▸ Exercise aim
Keep only the lines of the data below that contain "page", and copy them.

== Records for the exercise ==

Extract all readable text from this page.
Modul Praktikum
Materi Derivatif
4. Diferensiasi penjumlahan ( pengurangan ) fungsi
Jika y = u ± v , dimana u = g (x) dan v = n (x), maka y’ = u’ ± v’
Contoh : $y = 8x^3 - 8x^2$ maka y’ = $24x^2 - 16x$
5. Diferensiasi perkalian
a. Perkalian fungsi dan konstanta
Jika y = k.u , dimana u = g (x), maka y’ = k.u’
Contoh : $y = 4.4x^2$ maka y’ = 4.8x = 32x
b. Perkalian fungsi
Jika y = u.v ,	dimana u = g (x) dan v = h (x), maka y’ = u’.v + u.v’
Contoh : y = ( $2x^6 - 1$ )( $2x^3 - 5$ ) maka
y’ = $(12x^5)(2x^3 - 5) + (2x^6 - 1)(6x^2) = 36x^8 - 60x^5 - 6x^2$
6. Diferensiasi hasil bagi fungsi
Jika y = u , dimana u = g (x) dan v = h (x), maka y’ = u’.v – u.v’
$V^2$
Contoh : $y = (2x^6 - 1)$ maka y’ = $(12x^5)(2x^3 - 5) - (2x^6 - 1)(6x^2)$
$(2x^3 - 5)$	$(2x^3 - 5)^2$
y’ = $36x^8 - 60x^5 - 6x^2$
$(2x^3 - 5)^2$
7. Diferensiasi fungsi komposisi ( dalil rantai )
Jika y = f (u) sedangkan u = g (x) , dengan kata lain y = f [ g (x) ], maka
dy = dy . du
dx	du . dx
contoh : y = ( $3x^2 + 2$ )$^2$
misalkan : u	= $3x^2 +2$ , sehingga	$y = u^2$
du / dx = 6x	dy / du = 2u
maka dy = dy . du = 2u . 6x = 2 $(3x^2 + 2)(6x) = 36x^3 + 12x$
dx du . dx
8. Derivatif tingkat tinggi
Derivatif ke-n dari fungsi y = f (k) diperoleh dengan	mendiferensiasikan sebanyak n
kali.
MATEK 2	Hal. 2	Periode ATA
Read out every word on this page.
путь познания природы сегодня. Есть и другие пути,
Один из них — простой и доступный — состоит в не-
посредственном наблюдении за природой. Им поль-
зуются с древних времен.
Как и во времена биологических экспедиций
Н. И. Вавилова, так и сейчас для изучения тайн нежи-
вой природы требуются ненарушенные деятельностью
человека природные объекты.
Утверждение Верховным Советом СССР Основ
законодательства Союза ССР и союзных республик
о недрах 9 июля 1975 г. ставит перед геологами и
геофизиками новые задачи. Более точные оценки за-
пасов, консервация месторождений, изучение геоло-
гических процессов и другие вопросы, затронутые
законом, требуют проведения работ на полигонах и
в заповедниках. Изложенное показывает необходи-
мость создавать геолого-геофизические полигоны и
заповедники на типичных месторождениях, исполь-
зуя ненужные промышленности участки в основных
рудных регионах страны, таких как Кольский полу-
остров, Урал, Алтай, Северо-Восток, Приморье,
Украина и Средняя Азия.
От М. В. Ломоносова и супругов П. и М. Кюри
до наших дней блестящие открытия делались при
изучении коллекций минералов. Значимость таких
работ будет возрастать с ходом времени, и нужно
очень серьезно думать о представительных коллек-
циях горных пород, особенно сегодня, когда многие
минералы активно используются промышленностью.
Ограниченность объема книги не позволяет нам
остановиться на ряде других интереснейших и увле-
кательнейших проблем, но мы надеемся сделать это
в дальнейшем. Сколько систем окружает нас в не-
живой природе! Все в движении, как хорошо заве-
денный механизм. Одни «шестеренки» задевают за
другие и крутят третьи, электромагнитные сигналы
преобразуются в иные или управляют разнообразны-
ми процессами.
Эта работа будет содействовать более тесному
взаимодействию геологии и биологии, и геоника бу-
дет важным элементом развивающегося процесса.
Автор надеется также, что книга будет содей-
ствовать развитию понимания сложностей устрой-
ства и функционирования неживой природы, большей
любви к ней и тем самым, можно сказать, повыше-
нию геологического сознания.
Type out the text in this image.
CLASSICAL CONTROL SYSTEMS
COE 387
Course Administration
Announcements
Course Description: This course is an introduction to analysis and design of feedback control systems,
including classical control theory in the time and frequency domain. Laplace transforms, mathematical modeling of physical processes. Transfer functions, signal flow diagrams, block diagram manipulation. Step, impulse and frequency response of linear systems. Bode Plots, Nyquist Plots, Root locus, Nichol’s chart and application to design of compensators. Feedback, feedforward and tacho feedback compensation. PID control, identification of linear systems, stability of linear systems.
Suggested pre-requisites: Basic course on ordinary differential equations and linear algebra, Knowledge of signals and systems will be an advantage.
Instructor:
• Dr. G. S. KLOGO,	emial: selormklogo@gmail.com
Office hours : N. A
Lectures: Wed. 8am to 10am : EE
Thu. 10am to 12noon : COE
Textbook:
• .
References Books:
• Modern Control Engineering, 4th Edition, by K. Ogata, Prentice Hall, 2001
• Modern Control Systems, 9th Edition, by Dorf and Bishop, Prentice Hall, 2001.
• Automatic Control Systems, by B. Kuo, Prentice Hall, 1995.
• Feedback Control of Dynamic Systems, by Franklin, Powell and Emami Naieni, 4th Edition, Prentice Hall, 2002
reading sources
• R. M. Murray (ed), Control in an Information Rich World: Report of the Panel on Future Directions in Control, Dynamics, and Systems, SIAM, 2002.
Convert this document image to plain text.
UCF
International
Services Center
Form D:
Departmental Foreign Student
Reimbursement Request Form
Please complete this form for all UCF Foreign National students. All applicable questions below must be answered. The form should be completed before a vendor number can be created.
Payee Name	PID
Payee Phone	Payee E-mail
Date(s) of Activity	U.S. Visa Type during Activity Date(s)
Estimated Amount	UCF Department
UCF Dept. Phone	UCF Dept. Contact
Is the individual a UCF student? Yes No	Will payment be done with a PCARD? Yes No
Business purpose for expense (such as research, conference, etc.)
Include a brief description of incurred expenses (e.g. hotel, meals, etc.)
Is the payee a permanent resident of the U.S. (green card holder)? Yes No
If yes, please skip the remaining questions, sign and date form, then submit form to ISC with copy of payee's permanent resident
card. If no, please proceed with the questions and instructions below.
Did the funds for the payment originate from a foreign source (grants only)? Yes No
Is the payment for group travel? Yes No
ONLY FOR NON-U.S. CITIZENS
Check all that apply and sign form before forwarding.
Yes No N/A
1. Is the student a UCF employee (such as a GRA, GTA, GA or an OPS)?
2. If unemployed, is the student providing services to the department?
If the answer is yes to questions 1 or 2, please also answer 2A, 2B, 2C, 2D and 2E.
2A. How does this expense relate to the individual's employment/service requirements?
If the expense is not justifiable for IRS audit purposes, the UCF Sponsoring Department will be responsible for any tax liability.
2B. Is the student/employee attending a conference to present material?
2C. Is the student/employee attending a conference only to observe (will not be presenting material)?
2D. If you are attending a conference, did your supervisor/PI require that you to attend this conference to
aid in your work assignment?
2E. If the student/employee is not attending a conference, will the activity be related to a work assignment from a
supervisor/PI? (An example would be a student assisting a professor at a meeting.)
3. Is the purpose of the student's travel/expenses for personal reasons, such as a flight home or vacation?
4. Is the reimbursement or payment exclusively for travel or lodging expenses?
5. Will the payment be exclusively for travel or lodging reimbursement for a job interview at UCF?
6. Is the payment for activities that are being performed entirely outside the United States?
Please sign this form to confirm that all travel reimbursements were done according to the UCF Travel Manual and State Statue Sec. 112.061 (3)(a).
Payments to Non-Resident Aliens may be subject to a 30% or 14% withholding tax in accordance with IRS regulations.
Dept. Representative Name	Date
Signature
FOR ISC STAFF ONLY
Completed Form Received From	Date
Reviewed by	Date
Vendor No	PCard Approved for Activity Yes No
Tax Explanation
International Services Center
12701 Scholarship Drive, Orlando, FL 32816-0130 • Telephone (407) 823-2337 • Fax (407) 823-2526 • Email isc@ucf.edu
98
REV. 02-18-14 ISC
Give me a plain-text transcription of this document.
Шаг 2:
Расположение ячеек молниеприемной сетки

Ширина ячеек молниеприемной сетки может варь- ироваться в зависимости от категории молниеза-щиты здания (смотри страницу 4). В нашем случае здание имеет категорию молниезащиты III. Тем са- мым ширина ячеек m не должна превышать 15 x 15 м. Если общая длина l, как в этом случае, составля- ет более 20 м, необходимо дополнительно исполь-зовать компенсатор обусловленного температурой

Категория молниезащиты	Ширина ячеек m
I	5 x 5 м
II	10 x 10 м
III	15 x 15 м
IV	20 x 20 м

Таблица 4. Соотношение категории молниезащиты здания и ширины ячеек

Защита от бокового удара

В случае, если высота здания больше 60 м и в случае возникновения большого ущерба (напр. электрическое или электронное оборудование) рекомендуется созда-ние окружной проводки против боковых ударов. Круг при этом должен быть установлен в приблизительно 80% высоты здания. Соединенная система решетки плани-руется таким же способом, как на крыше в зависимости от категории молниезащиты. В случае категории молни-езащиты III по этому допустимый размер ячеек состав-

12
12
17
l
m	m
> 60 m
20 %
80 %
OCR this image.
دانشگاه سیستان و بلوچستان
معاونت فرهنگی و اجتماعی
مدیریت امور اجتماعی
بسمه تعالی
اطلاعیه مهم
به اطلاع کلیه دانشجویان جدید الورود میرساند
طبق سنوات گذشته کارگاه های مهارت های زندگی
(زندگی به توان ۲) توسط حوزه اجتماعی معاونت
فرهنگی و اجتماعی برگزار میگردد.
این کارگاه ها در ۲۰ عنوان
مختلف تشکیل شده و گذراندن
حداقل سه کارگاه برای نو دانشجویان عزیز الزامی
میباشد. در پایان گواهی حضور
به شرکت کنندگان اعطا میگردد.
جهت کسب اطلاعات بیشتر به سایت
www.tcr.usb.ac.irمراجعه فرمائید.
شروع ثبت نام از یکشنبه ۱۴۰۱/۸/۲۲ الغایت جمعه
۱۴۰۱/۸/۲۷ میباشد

===

▸ Response
Extract all readable text from this page.
Read out every word on this page.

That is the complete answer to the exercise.